▸ WHAT YOU NEED TO DO
Select, from the material below, each line with "watch" in it.

----

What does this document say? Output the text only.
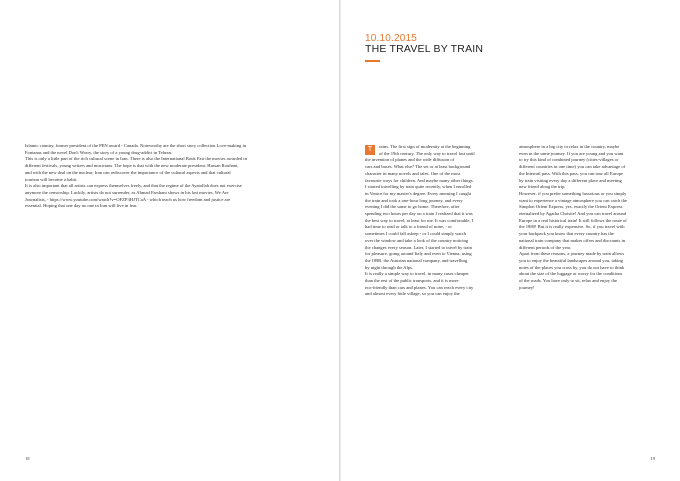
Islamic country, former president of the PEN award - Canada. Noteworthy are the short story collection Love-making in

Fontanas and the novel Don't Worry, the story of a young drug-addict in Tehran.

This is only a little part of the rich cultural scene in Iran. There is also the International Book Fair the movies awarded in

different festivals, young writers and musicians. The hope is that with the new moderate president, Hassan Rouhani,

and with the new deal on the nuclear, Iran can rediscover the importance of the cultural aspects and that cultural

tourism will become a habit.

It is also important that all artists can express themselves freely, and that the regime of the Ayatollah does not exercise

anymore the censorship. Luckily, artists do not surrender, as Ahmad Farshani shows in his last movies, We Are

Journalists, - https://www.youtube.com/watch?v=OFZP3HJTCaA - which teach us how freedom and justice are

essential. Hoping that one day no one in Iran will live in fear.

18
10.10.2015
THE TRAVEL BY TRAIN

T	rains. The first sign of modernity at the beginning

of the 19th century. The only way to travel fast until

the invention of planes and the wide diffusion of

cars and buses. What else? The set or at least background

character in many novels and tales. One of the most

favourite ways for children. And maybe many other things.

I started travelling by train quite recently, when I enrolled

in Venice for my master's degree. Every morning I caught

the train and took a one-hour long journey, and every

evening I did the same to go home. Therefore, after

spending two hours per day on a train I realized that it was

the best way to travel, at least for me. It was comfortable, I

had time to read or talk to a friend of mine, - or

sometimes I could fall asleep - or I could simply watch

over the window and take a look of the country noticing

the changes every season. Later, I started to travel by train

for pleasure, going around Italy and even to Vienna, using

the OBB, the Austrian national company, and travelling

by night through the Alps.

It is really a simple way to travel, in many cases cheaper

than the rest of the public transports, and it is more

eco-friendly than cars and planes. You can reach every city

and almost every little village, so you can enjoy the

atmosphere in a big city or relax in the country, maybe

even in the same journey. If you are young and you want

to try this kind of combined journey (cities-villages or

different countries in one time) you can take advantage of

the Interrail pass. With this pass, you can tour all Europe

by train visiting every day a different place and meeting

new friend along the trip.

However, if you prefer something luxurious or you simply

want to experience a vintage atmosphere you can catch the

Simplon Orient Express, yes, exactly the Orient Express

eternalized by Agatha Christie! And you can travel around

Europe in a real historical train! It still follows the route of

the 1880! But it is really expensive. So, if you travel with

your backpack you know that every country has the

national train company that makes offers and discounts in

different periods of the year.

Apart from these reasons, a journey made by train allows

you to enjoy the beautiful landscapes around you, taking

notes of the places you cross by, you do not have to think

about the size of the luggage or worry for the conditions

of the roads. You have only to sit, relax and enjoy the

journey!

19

----

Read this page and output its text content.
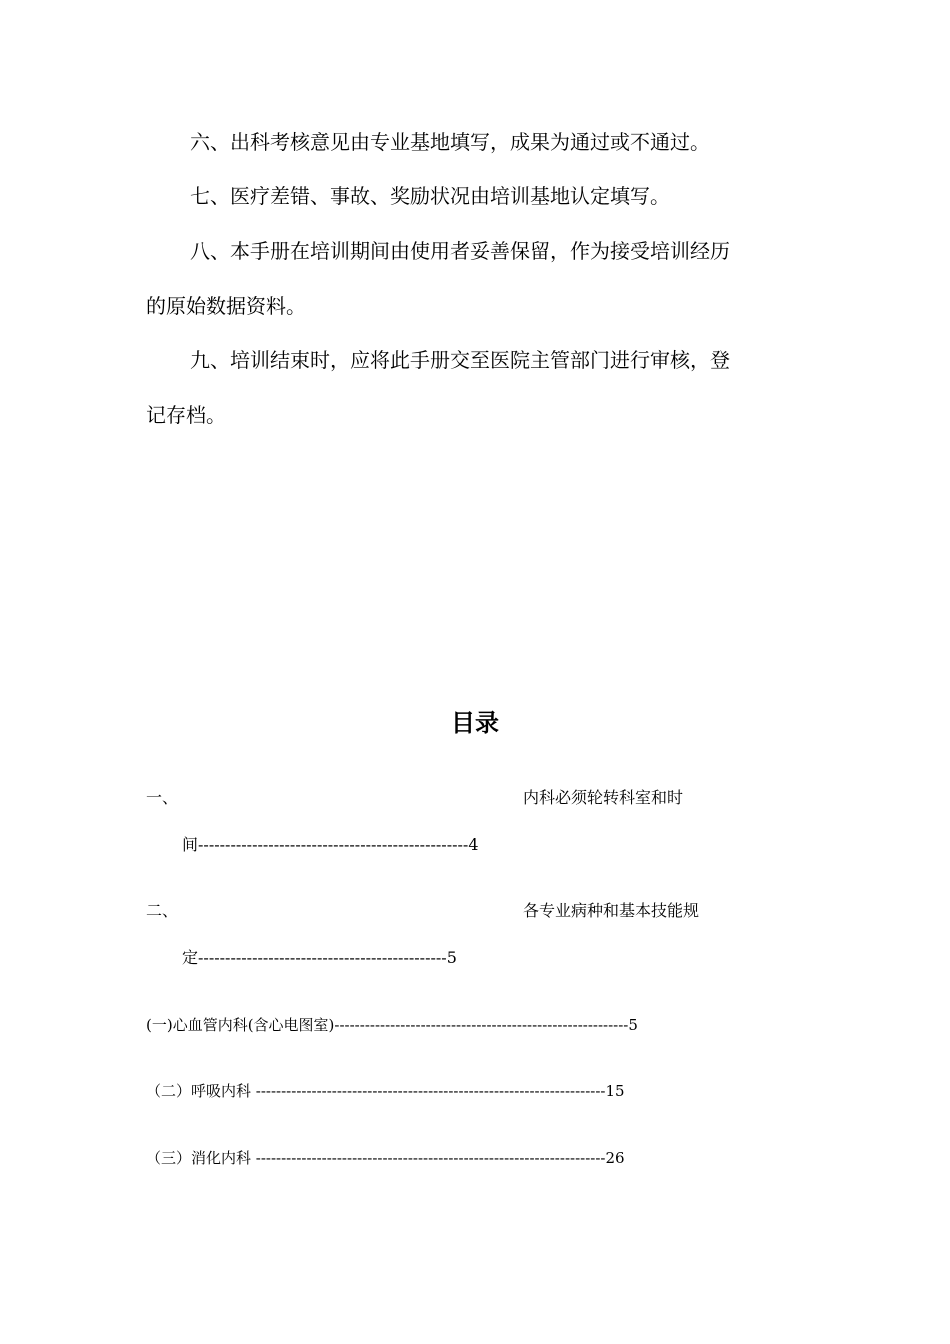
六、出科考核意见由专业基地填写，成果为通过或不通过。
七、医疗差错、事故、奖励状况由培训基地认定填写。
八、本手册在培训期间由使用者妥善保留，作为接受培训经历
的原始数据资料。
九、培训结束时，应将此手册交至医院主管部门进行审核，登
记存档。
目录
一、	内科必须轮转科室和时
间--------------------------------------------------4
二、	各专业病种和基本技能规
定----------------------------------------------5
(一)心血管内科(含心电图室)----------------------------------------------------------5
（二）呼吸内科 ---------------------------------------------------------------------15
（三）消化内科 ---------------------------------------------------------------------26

----

▸ FINISHED ANSWER
Journalists, - https://www.youtube.com/watch?v=OFZP3HJTCaA - which teach us how freedom and justice are
sometimes I could fall asleep - or I could simply watch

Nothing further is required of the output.